----- Material provided

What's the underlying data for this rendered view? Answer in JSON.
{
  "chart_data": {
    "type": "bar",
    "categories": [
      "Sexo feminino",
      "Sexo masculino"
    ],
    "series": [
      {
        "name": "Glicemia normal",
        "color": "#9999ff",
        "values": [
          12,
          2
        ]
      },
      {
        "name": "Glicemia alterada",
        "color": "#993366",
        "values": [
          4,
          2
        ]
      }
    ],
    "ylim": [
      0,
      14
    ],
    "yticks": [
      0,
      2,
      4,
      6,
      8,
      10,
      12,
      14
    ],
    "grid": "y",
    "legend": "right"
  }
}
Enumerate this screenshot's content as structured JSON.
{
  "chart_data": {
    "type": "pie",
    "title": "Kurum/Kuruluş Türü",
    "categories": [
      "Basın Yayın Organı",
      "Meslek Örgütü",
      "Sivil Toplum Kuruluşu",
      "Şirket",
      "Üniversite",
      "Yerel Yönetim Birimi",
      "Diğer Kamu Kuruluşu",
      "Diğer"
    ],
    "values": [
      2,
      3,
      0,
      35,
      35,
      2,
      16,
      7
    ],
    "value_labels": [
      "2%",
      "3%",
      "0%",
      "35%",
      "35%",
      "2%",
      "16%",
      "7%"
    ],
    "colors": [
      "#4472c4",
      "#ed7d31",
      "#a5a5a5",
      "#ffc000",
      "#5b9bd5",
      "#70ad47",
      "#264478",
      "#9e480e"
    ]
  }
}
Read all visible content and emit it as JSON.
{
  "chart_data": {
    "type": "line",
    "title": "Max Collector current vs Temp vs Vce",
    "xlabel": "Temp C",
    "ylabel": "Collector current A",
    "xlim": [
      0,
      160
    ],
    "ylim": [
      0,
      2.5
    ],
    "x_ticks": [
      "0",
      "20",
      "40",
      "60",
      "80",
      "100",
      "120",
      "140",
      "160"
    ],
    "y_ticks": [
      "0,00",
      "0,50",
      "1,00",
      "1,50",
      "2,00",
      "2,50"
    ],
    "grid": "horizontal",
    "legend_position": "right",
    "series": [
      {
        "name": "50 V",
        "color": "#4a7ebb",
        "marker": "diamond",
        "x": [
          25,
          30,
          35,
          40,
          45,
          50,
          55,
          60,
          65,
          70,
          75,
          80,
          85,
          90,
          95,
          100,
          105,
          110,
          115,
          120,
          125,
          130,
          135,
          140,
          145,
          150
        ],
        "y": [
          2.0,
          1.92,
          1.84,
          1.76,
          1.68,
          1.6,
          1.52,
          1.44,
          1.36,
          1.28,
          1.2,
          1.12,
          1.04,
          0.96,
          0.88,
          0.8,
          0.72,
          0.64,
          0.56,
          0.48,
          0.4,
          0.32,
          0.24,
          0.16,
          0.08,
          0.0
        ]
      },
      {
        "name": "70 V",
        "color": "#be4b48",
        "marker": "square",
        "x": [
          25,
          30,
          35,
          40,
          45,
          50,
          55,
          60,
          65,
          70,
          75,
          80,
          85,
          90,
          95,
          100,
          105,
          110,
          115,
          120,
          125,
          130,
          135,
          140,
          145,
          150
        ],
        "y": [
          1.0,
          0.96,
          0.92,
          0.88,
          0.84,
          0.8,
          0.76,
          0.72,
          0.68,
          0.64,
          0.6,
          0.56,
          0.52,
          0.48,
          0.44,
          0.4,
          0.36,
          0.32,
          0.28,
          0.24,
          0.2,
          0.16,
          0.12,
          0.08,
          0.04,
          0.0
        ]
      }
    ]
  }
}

----------

Directions for this task.
Check each line of the records for the word "content", and show the lines that contain it.

Solution to the exercise.
Enumerate this screenshot's content as structured JSON.
Read all visible content and emit it as JSON.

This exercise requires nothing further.